■ REQUIRED TASK: The records below are to be copied word for word, with every picture left out.

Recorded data
- - -
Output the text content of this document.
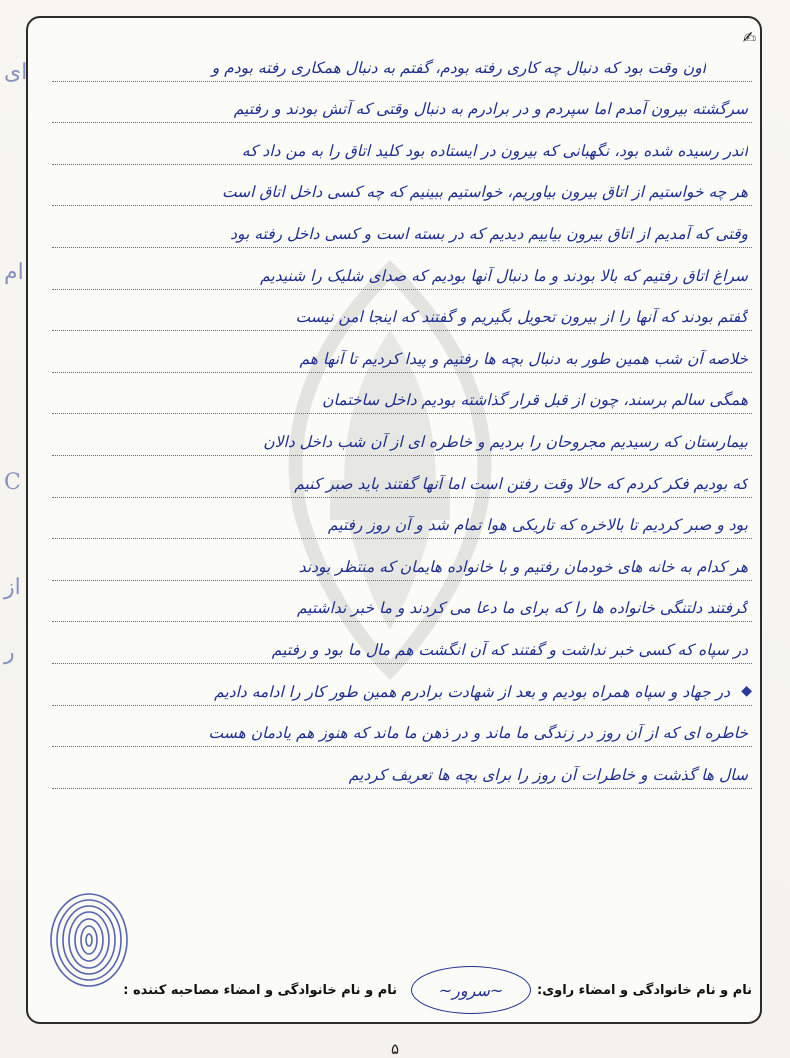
ای
ام
C
از
ر
✍
اون وقت بود که دنبال چه کاری رفته بودم، گفتم به دنبال همکاری رفته بودم و
سرگشته بیرون آمدم اما سپردم و در برادرم به دنبال وقتی که آتش بودند و رفتیم
اندر رسیده شده بود، نگهبانی که بیرون در ایستاده بود کلید اتاق را به من داد که
هر چه خواستیم از اتاق بیرون بیاوریم، خواستیم ببینیم که چه کسی داخل اتاق است
وقتی که آمدیم از اتاق بیرون بیاییم دیدیم که در بسته است و کسی داخل رفته بود
سراغ اتاق رفتیم که بالا بودند و ما دنبال آنها بودیم که صدای شلیک را شنیدیم
گفتم بودند که آنها را از بیرون تحویل بگیریم و گفتند که اینجا امن نیست
خلاصه آن شب همین طور به دنبال بچه ها رفتیم و پیدا کردیم تا آنها هم
همگی سالم برسند، چون از قبل قرار گذاشته بودیم داخل ساختمان
بیمارستان که رسیدیم مجروحان را بردیم و خاطره ای از آن شب داخل دالان
که بودیم فکر کردم که حالا وقت رفتن است اما آنها گفتند باید صبر کنیم
بود و صبر کردیم تا بالاخره که تاریکی هوا تمام شد و آن روز رفتیم
هر کدام به خانه های خودمان رفتیم و با خانواده هایمان که منتظر بودند
گرفتند دلتنگی خانواده ها را که برای ما دعا می کردند و ما خبر نداشتیم
در سپاه که کسی خبر نداشت و گفتند که آن انگشت هم مال ما بود و رفتیم
در جهاد و سپاه همراه بودیم و بعد از شهادت برادرم همین طور کار را ادامه دادیم ◆
خاطره ای که از آن روز در زندگی ما ماند و در ذهن ما ماند که هنوز هم یادمان هست
سال ها گذشت و خاطرات آن روز را برای بچه ها تعریف کردیم
نام و نام خانوادگی و امضاء راوی:
~سرور~
نام و نام خانوادگی و امضاء مصاحبه کننده :
۵
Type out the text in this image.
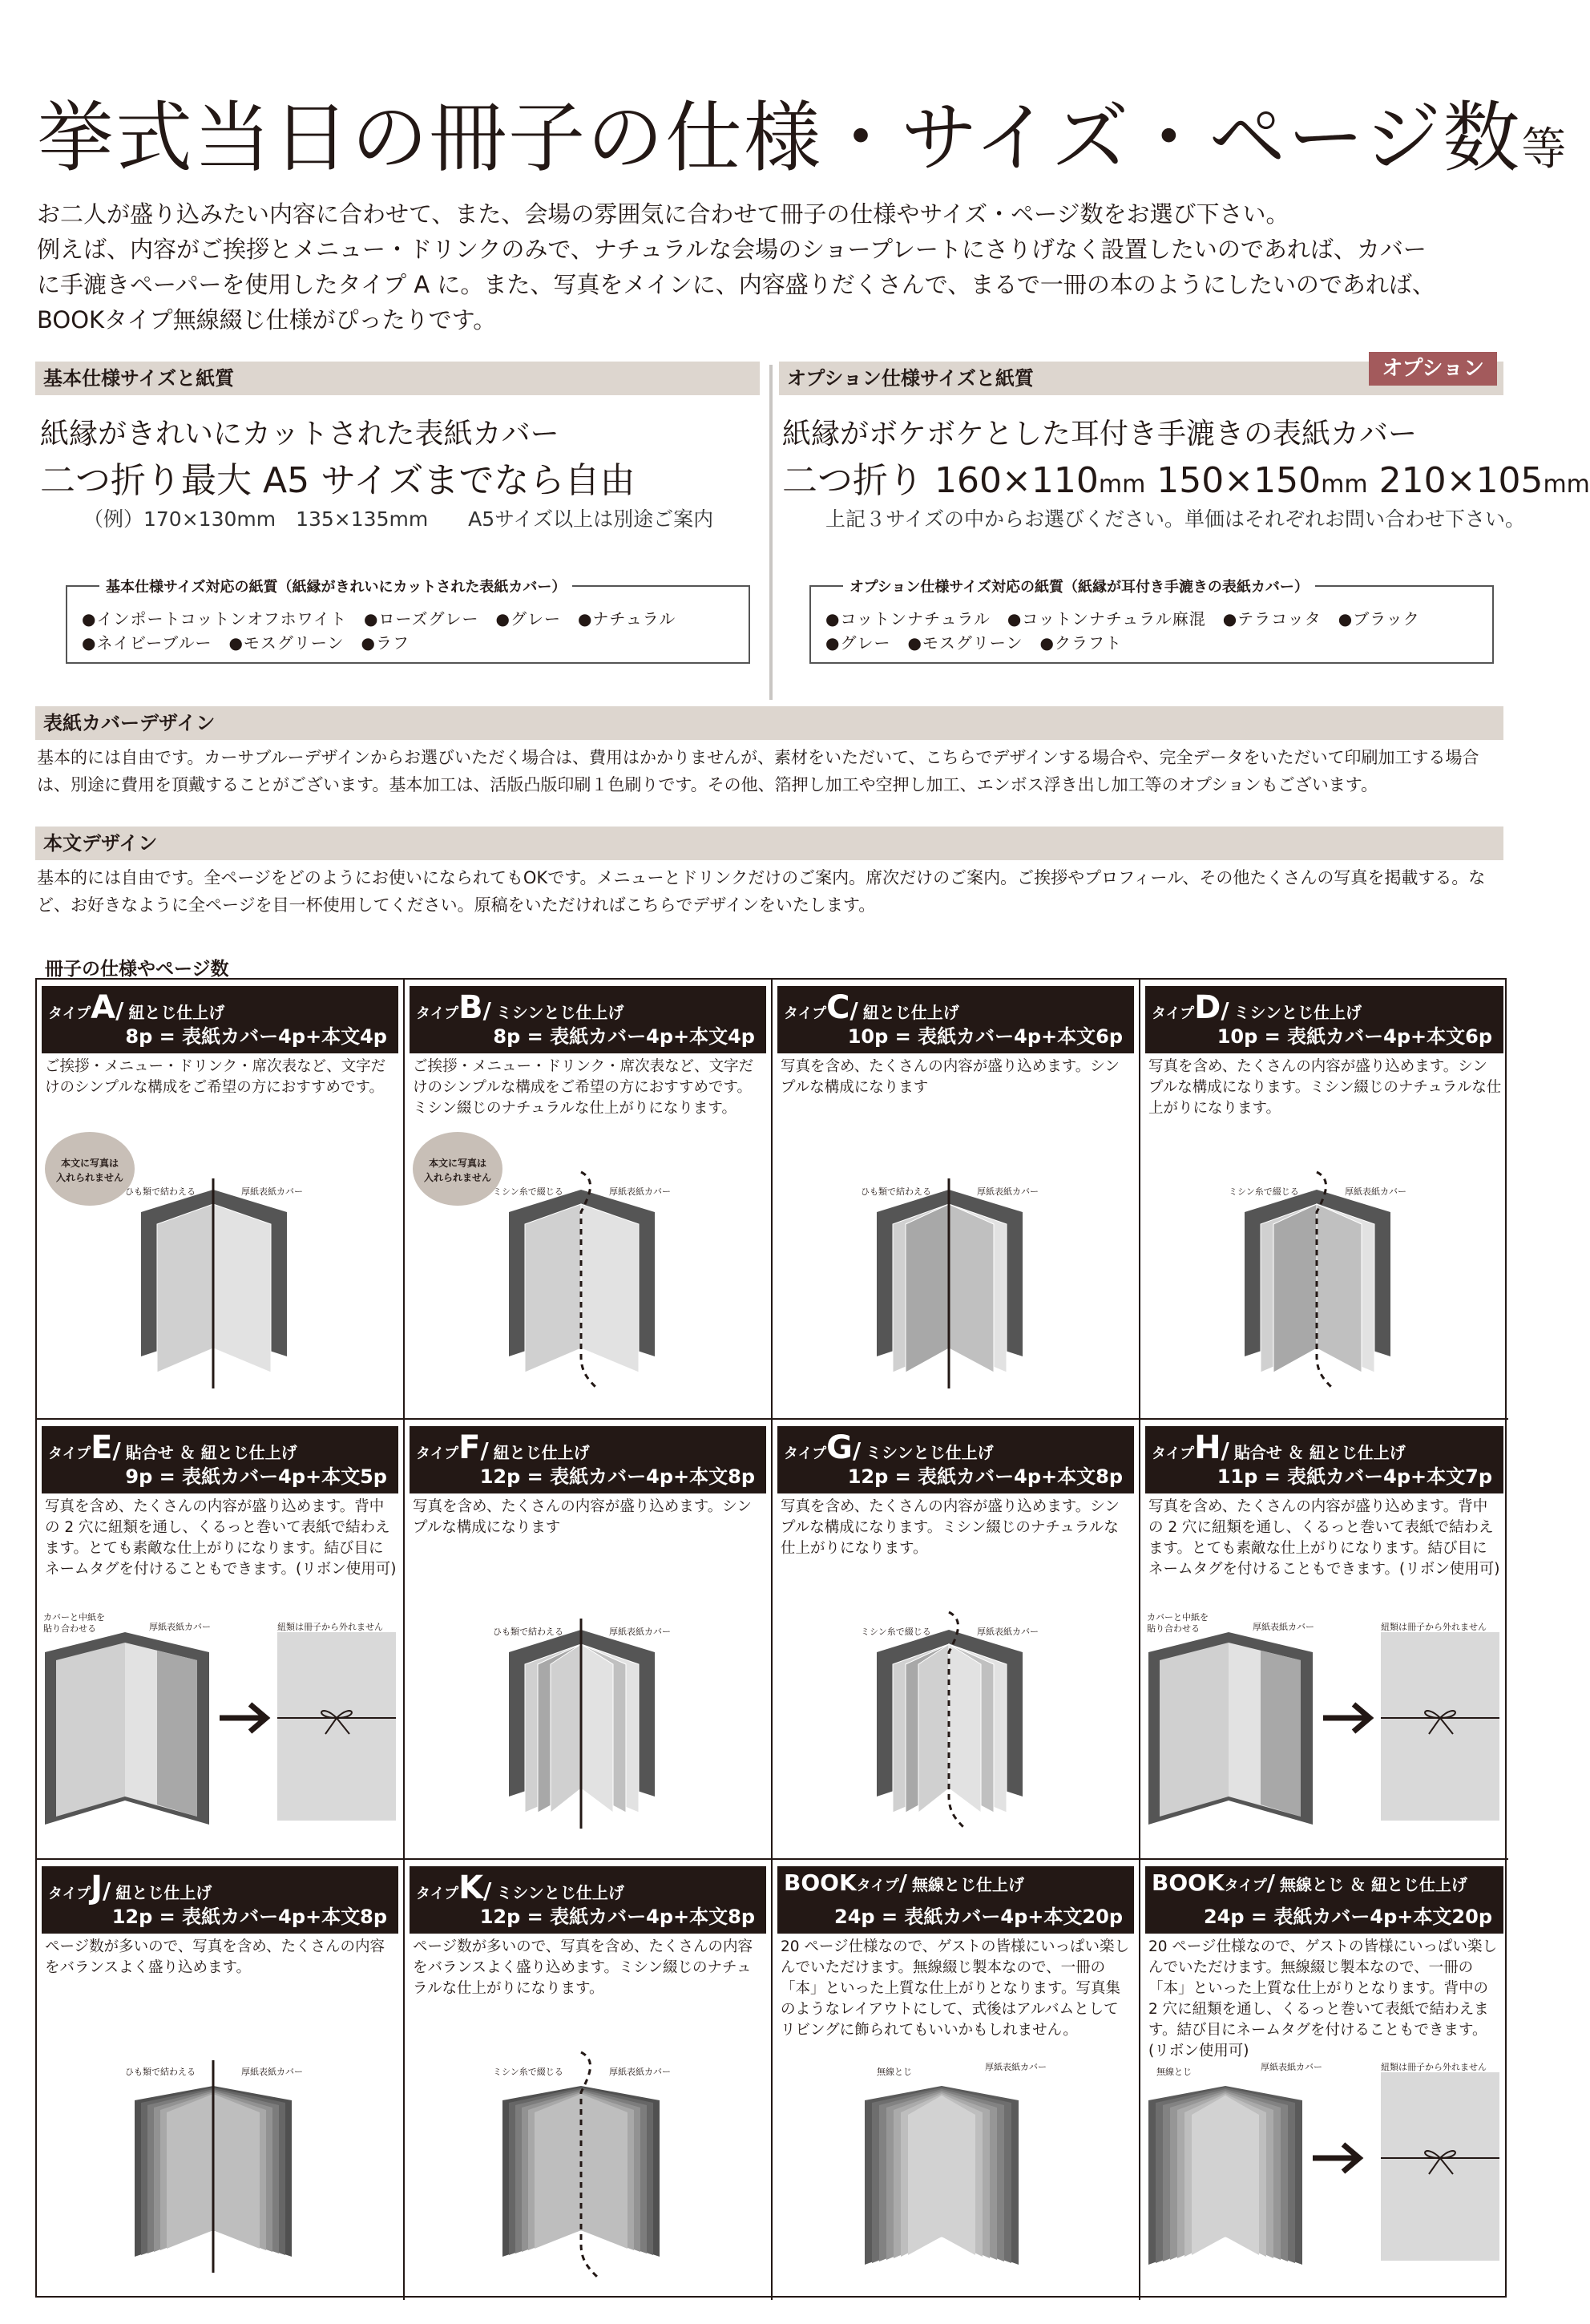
挙式当日の冊子の仕様・サイズ・ページ数等
お二人が盛り込みたい内容に合わせて、また、会場の雰囲気に合わせて冊子の仕様やサイズ・ページ数をお選び下さい。
例えば、内容がご挨拶とメニュー・ドリンクのみで、ナチュラルな会場のショープレートにさりげなく設置したいのであれば、カバー
に手漉きペーパーを使用したタイプ A に。また、写真をメインに、内容盛りだくさんで、まるで一冊の本のようにしたいのであれば、
BOOKタイプ無線綴じ仕様がぴったりです。
基本仕様サイズと紙質
紙縁がきれいにカットされた表紙カバー
二つ折り最大 A5 サイズまでなら自由
（例）170×130mm　135×135mm　　A5サイズ以上は別途ご案内
基本仕様サイズ対応の紙質（紙縁がきれいにカットされた表紙カバー）
●インポートコットンオフホワイト　●ローズグレー　●グレー　●ナチュラル
●ネイビーブルー　●モスグリーン　●ラフ
オプション仕様サイズと紙質	オプション
紙縁がボケボケとした耳付き手漉きの表紙カバー
二つ折り 160×110mm 150×150mm 210×105mm
上記３サイズの中からお選びください。単価はそれぞれお問い合わせ下さい。
オプション仕様サイズ対応の紙質（紙縁が耳付き手漉きの表紙カバー）
●コットンナチュラル　●コットンナチュラル麻混　●テラコッタ　●ブラック
●グレー　●モスグリーン　●クラフト
表紙カバーデザイン
基本的には自由です。カーサブルーデザインからお選びいただく場合は、費用はかかりませんが、素材をいただいて、こちらでデザインする場合や、完全データをいただいて印刷加工する場合は、別途に費用を頂戴することがございます。基本加工は、活版凸版印刷１色刷りです。その他、箔押し加工や空押し加工、エンボス浮き出し加工等のオプションもございます。
本文デザイン
基本的には自由です。全ページをどのようにお使いになられてもOKです。メニューとドリンクだけのご案内。席次だけのご案内。ご挨拶やプロフィール、その他たくさんの写真を掲載する。など、お好きなように全ページを目一杯使用してください。原稿をいただければこちらでデザインをいたします。
冊子の仕様やページ数
タイプA/ 紐とじ仕上げ
8p = 表紙カバー4p+本文4p
ご挨拶・メニュー・ドリンク・席次表など、文字だけのシンプルな構成をご希望の方におすすめです。
ひも類で結わえる	厚紙表紙カバー
本文に写真は
入れられません
タイプB/ ミシンとじ仕上げ
8p = 表紙カバー4p+本文4p
ご挨拶・メニュー・ドリンク・席次表など、文字だけのシンプルな構成をご希望の方におすすめです。ミシン綴じのナチュラルな仕上がりになります。
ミシン糸で綴じる	厚紙表紙カバー
本文に写真は
入れられません
タイプC/ 紐とじ仕上げ
10p = 表紙カバー4p+本文6p
写真を含め、たくさんの内容が盛り込めます。シンプルな構成になります
ひも類で結わえる	厚紙表紙カバー
タイプD/ ミシンとじ仕上げ
10p = 表紙カバー4p+本文6p
写真を含め、たくさんの内容が盛り込めます。シンプルな構成になります。ミシン綴じのナチュラルな仕上がりになります。
ミシン糸で綴じる	厚紙表紙カバー
タイプE/ 貼合せ ＆ 紐とじ仕上げ
9p = 表紙カバー4p+本文5p
写真を含め、たくさんの内容が盛り込めます。背中の 2 穴に紐類を通し、くるっと巻いて表紙で結わえます。とても素敵な仕上がりになります。結び目にネームタグを付けることもできます。(リボン使用可)
カバーと中紙を
貼り合わせる	厚紙表紙カバー	紐類は冊子から外れません
タイプF/ 紐とじ仕上げ
12p = 表紙カバー4p+本文8p
写真を含め、たくさんの内容が盛り込めます。シンプルな構成になります
ひも類で結わえる	厚紙表紙カバー
タイプG/ ミシンとじ仕上げ
12p = 表紙カバー4p+本文8p
写真を含め、たくさんの内容が盛り込めます。シンプルな構成になります。ミシン綴じのナチュラルな仕上がりになります。
ミシン糸で綴じる	厚紙表紙カバー
タイプH/ 貼合せ ＆ 紐とじ仕上げ
11p = 表紙カバー4p+本文7p
写真を含め、たくさんの内容が盛り込めます。背中の 2 穴に紐類を通し、くるっと巻いて表紙で結わえます。とても素敵な仕上がりになります。結び目にネームタグを付けることもできます。(リボン使用可)
カバーと中紙を
貼り合わせる	厚紙表紙カバー	紐類は冊子から外れません
タイプJ/ 紐とじ仕上げ
12p = 表紙カバー4p+本文8p
ページ数が多いので、写真を含め、たくさんの内容をバランスよく盛り込めます。
ひも類で結わえる	厚紙表紙カバー
タイプK/ ミシンとじ仕上げ
12p = 表紙カバー4p+本文8p
ページ数が多いので、写真を含め、たくさんの内容をバランスよく盛り込めます。ミシン綴じのナチュラルな仕上がりになります。
ミシン糸で綴じる	厚紙表紙カバー
BOOKタイプ/ 無線とじ仕上げ
24p = 表紙カバー4p+本文20p
20 ページ仕様なので、ゲストの皆様にいっぱい楽しんでいただけます。無線綴じ製本なので、一冊の「本」といった上質な仕上がりとなります。写真集のようなレイアウトにして、式後はアルバムとしてリビングに飾られてもいいかもしれません。
無線とじ	厚紙表紙カバー
BOOKタイプ/ 無線とじ ＆ 紐とじ仕上げ
24p = 表紙カバー4p+本文20p
20 ページ仕様なので、ゲストの皆様にいっぱい楽しんでいただけます。無線綴じ製本なので、一冊の「本」といった上質な仕上がりとなります。背中の 2 穴に紐類を通し、くるっと巻いて表紙で結わえます。結び目にネームタグを付けることもできます。(リボン使用可)
無線とじ	厚紙表紙カバー	紐類は冊子から外れません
- - -
■ WORKED ANSWER:
Output the text content of this document.
ای
ام
C
از
ر
✍
اون وقت بود که دنبال چه کاری رفته بودم، گفتم به دنبال همکاری رفته بودم و
سرگشته بیرون آمدم اما سپردم و در برادرم به دنبال وقتی که آتش بودند و رفتیم
اندر رسیده شده بود، نگهبانی که بیرون در ایستاده بود کلید اتاق را به من داد که
هر چه خواستیم از اتاق بیرون بیاوریم، خواستیم ببینیم که چه کسی داخل اتاق است
وقتی که آمدیم از اتاق بیرون بیاییم دیدیم که در بسته است و کسی داخل رفته بود
سراغ اتاق رفتیم که بالا بودند و ما دنبال آنها بودیم که صدای شلیک را شنیدیم
گفتم بودند که آنها را از بیرون تحویل بگیریم و گفتند که اینجا امن نیست
خلاصه آن شب همین طور به دنبال بچه ها رفتیم و پیدا کردیم تا آنها هم
همگی سالم برسند، چون از قبل قرار گذاشته بودیم داخل ساختمان
بیمارستان که رسیدیم مجروحان را بردیم و خاطره ای از آن شب داخل دالان
که بودیم فکر کردم که حالا وقت رفتن است اما آنها گفتند باید صبر کنیم
بود و صبر کردیم تا بالاخره که تاریکی هوا تمام شد و آن روز رفتیم
هر کدام به خانه های خودمان رفتیم و با خانواده هایمان که منتظر بودند
گرفتند دلتنگی خانواده ها را که برای ما دعا می کردند و ما خبر نداشتیم
در سپاه که کسی خبر نداشت و گفتند که آن انگشت هم مال ما بود و رفتیم
در جهاد و سپاه همراه بودیم و بعد از شهادت برادرم همین طور کار را ادامه دادیم ◆
خاطره ای که از آن روز در زندگی ما ماند و در ذهن ما ماند که هنوز هم یادمان هست
سال ها گذشت و خاطرات آن روز را برای بچه ها تعریف کردیم
نام و نام خانوادگی و امضاء راوی:
~سرور~
نام و نام خانوادگی و امضاء مصاحبه کننده :
۵
Type out the text in this image.
挙式当日の冊子の仕様・サイズ・ページ数等
お二人が盛り込みたい内容に合わせて、また、会場の雰囲気に合わせて冊子の仕様やサイズ・ページ数をお選び下さい。
例えば、内容がご挨拶とメニュー・ドリンクのみで、ナチュラルな会場のショープレートにさりげなく設置したいのであれば、カバー
に手漉きペーパーを使用したタイプ A に。また、写真をメインに、内容盛りだくさんで、まるで一冊の本のようにしたいのであれば、
BOOKタイプ無線綴じ仕様がぴったりです。
基本仕様サイズと紙質
紙縁がきれいにカットされた表紙カバー
二つ折り最大 A5 サイズまでなら自由
（例）170×130mm　135×135mm　　A5サイズ以上は別途ご案内
基本仕様サイズ対応の紙質（紙縁がきれいにカットされた表紙カバー）
●インポートコットンオフホワイト　●ローズグレー　●グレー　●ナチュラル
●ネイビーブルー　●モスグリーン　●ラフ
オプション仕様サイズと紙質	オプション
紙縁がボケボケとした耳付き手漉きの表紙カバー
二つ折り 160×110mm 150×150mm 210×105mm
上記３サイズの中からお選びください。単価はそれぞれお問い合わせ下さい。
オプション仕様サイズ対応の紙質（紙縁が耳付き手漉きの表紙カバー）
●コットンナチュラル　●コットンナチュラル麻混　●テラコッタ　●ブラック
●グレー　●モスグリーン　●クラフト
表紙カバーデザイン
基本的には自由です。カーサブルーデザインからお選びいただく場合は、費用はかかりませんが、素材をいただいて、こちらでデザインする場合や、完全データをいただいて印刷加工する場合は、別途に費用を頂戴することがございます。基本加工は、活版凸版印刷１色刷りです。その他、箔押し加工や空押し加工、エンボス浮き出し加工等のオプションもございます。
本文デザイン
基本的には自由です。全ページをどのようにお使いになられてもOKです。メニューとドリンクだけのご案内。席次だけのご案内。ご挨拶やプロフィール、その他たくさんの写真を掲載する。など、お好きなように全ページを目一杯使用してください。原稿をいただければこちらでデザインをいたします。
冊子の仕様やページ数
タイプA/ 紐とじ仕上げ
8p = 表紙カバー4p+本文4p
ご挨拶・メニュー・ドリンク・席次表など、文字だけのシンプルな構成をご希望の方におすすめです。
ひも類で結わえる	厚紙表紙カバー
本文に写真は
入れられません
タイプB/ ミシンとじ仕上げ
8p = 表紙カバー4p+本文4p
ご挨拶・メニュー・ドリンク・席次表など、文字だけのシンプルな構成をご希望の方におすすめです。ミシン綴じのナチュラルな仕上がりになります。
ミシン糸で綴じる	厚紙表紙カバー
本文に写真は
入れられません
タイプC/ 紐とじ仕上げ
10p = 表紙カバー4p+本文6p
写真を含め、たくさんの内容が盛り込めます。シンプルな構成になります
ひも類で結わえる	厚紙表紙カバー
タイプD/ ミシンとじ仕上げ
10p = 表紙カバー4p+本文6p
写真を含め、たくさんの内容が盛り込めます。シンプルな構成になります。ミシン綴じのナチュラルな仕上がりになります。
ミシン糸で綴じる	厚紙表紙カバー
タイプE/ 貼合せ ＆ 紐とじ仕上げ
9p = 表紙カバー4p+本文5p
写真を含め、たくさんの内容が盛り込めます。背中の 2 穴に紐類を通し、くるっと巻いて表紙で結わえます。とても素敵な仕上がりになります。結び目にネームタグを付けることもできます。(リボン使用可)
カバーと中紙を
貼り合わせる	厚紙表紙カバー	紐類は冊子から外れません
タイプF/ 紐とじ仕上げ
12p = 表紙カバー4p+本文8p
写真を含め、たくさんの内容が盛り込めます。シンプルな構成になります
ひも類で結わえる	厚紙表紙カバー
タイプG/ ミシンとじ仕上げ
12p = 表紙カバー4p+本文8p
写真を含め、たくさんの内容が盛り込めます。シンプルな構成になります。ミシン綴じのナチュラルな仕上がりになります。
ミシン糸で綴じる	厚紙表紙カバー
タイプH/ 貼合せ ＆ 紐とじ仕上げ
11p = 表紙カバー4p+本文7p
写真を含め、たくさんの内容が盛り込めます。背中の 2 穴に紐類を通し、くるっと巻いて表紙で結わえます。とても素敵な仕上がりになります。結び目にネームタグを付けることもできます。(リボン使用可)
カバーと中紙を
貼り合わせる	厚紙表紙カバー	紐類は冊子から外れません
タイプJ/ 紐とじ仕上げ
12p = 表紙カバー4p+本文8p
ページ数が多いので、写真を含め、たくさんの内容をバランスよく盛り込めます。
ひも類で結わえる	厚紙表紙カバー
タイプK/ ミシンとじ仕上げ
12p = 表紙カバー4p+本文8p
ページ数が多いので、写真を含め、たくさんの内容をバランスよく盛り込めます。ミシン綴じのナチュラルな仕上がりになります。
ミシン糸で綴じる	厚紙表紙カバー
BOOKタイプ/ 無線とじ仕上げ
24p = 表紙カバー4p+本文20p
20 ページ仕様なので、ゲストの皆様にいっぱい楽しんでいただけます。無線綴じ製本なので、一冊の「本」といった上質な仕上がりとなります。写真集のようなレイアウトにして、式後はアルバムとしてリビングに飾られてもいいかもしれません。
無線とじ	厚紙表紙カバー
BOOKタイプ/ 無線とじ ＆ 紐とじ仕上げ
24p = 表紙カバー4p+本文20p
20 ページ仕様なので、ゲストの皆様にいっぱい楽しんでいただけます。無線綴じ製本なので、一冊の「本」といった上質な仕上がりとなります。背中の 2 穴に紐類を通し、くるっと巻いて表紙で結わえます。結び目にネームタグを付けることもできます。(リボン使用可)
無線とじ	厚紙表紙カバー	紐類は冊子から外れません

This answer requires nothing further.